----- Supplied information -----

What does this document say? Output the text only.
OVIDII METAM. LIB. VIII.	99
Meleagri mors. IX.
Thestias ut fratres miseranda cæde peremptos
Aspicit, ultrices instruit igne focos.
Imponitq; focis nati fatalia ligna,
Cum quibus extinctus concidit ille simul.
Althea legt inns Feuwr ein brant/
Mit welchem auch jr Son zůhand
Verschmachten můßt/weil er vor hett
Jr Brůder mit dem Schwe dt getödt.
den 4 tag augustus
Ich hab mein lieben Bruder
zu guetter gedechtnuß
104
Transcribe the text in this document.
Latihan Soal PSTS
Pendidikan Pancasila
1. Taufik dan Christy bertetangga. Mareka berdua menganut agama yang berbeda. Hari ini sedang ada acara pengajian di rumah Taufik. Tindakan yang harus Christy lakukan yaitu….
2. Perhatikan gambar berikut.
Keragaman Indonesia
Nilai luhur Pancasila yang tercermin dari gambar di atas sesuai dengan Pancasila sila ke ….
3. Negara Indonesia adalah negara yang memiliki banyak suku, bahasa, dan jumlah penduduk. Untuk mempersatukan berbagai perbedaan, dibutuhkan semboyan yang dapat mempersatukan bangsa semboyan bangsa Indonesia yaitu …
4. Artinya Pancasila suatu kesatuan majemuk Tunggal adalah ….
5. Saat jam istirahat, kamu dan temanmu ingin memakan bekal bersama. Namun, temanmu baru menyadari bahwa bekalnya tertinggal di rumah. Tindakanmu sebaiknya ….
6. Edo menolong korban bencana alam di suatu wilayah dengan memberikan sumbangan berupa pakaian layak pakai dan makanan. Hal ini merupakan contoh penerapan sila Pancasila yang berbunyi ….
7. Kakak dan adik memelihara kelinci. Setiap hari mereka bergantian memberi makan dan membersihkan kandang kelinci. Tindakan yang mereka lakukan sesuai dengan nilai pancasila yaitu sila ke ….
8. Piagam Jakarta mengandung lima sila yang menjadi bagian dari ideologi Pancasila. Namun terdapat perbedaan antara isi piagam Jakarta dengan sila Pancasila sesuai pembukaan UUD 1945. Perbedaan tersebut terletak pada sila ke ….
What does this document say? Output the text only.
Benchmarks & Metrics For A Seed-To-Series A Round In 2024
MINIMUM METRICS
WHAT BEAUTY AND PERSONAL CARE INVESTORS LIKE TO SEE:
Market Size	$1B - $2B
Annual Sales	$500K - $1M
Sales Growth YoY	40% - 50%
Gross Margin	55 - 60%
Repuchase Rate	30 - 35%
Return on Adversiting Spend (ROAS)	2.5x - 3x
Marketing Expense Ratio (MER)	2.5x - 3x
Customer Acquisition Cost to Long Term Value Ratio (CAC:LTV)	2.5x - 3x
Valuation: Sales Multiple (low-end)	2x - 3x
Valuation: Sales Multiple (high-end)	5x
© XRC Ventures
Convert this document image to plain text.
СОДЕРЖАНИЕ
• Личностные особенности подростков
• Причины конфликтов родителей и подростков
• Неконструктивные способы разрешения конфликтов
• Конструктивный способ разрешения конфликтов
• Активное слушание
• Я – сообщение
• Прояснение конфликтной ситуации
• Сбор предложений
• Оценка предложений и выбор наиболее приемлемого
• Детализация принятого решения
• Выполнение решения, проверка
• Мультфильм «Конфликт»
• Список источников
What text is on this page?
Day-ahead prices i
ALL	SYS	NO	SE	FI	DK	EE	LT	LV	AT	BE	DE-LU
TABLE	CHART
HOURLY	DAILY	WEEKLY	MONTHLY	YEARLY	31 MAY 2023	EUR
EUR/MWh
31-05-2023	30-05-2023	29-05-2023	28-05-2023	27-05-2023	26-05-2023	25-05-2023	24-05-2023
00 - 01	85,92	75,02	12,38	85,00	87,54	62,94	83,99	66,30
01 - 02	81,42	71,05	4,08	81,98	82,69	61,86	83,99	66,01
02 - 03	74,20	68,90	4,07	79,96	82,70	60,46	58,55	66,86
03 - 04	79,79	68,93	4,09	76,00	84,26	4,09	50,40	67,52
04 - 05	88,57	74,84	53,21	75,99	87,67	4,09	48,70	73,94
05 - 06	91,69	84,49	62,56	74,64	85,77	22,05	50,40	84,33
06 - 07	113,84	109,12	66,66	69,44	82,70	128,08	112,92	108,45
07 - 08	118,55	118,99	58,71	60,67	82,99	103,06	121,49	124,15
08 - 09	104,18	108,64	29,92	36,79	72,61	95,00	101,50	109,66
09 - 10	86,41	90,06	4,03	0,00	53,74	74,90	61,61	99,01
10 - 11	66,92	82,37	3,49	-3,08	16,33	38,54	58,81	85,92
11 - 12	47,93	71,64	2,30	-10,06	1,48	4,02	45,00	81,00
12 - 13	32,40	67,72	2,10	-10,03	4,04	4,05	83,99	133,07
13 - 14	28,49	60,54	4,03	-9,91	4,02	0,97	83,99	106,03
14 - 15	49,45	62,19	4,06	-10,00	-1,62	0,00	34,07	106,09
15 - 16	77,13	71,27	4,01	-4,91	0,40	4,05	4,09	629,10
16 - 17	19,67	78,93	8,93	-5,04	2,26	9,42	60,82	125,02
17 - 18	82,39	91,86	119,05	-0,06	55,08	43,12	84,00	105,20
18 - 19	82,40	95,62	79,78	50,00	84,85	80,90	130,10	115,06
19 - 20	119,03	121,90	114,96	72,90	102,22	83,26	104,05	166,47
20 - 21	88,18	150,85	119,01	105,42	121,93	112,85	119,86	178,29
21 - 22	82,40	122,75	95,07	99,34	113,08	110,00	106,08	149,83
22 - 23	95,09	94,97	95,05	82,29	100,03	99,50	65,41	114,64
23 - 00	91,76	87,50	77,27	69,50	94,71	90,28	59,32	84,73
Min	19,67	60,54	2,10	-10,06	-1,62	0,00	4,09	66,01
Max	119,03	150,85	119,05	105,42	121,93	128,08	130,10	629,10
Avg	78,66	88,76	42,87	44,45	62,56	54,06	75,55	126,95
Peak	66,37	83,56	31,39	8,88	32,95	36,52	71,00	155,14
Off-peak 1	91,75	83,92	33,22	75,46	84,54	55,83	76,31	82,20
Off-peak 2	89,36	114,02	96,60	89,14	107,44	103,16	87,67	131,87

-----

### Instructions for the task
Each line that holds the word "suatu" should be extracted from the records.

### Output for this task
4. Artinya Pancasila suatu kesatuan majemuk Tunggal adalah ….
6. Edo menolong korban bencana alam di suatu wilayah dengan memberikan sumbangan berupa pakaian layak pakai dan makanan. Hal ini merupakan contoh penerapan sila Pancasila yang berbunyi ….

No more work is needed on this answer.